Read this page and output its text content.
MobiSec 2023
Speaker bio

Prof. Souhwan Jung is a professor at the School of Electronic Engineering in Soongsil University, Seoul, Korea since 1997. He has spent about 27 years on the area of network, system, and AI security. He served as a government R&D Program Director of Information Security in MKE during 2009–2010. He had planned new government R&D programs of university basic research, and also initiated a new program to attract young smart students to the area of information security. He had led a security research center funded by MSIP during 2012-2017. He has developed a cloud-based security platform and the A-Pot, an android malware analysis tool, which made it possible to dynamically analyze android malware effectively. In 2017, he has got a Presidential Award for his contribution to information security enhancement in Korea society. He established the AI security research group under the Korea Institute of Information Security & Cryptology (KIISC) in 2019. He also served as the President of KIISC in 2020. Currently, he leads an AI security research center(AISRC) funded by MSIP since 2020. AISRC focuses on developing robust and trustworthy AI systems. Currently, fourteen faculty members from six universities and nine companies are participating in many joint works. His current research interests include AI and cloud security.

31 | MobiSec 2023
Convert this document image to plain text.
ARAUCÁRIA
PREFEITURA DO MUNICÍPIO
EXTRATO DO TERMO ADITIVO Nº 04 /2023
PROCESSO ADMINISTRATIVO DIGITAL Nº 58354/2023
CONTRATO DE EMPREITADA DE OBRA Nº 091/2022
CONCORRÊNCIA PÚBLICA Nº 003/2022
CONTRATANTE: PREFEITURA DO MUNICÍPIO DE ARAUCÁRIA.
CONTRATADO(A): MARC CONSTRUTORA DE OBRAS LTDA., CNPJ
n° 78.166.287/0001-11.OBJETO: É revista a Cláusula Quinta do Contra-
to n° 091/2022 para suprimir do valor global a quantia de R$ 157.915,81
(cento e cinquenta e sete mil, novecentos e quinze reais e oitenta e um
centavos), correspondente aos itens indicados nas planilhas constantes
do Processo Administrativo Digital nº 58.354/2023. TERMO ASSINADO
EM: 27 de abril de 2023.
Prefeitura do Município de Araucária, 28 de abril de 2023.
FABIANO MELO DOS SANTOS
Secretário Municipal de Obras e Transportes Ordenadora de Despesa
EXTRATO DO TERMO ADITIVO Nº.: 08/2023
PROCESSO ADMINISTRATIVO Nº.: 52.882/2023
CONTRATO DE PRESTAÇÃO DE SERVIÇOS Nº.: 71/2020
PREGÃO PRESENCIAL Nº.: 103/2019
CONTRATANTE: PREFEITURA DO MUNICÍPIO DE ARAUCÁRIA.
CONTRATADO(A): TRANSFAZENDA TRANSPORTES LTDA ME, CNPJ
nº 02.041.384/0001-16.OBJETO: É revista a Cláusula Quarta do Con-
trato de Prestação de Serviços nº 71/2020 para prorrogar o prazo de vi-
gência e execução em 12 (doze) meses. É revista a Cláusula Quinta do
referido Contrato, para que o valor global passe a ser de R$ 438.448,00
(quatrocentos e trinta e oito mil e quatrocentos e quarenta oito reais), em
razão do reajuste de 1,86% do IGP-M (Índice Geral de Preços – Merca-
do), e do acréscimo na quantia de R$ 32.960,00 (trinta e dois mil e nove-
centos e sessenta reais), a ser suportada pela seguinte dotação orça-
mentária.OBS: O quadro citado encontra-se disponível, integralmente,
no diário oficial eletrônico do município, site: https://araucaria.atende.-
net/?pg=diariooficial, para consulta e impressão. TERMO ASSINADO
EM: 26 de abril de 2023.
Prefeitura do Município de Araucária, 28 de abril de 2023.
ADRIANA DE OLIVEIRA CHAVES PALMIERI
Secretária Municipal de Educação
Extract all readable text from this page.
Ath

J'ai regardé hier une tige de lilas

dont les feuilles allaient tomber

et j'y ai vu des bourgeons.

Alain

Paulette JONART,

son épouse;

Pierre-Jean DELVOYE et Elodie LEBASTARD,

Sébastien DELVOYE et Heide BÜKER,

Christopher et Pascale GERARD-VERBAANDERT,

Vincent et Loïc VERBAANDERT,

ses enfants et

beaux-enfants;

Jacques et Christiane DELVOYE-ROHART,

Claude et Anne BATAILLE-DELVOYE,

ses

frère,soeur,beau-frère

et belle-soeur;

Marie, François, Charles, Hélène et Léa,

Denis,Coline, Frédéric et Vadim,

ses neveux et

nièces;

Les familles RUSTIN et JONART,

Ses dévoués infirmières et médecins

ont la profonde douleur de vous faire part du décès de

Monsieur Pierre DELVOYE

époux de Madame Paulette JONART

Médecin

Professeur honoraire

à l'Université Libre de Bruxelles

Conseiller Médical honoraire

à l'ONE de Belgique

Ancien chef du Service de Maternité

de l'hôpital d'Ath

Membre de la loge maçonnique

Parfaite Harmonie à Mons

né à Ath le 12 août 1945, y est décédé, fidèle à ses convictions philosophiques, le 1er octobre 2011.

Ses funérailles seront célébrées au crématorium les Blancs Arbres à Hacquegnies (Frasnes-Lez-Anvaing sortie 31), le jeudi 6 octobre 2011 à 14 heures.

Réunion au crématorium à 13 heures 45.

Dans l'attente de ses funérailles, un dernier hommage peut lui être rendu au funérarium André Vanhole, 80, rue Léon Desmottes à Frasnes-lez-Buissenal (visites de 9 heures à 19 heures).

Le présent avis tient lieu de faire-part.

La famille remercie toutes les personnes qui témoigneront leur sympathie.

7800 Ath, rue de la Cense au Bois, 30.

### [Directive]
Using the records above, copy every line that has the word "faire" in it.

### [Answer to the task]
ont la profonde douleur de vous faire part du décès de
Le présent avis tient lieu de faire-part.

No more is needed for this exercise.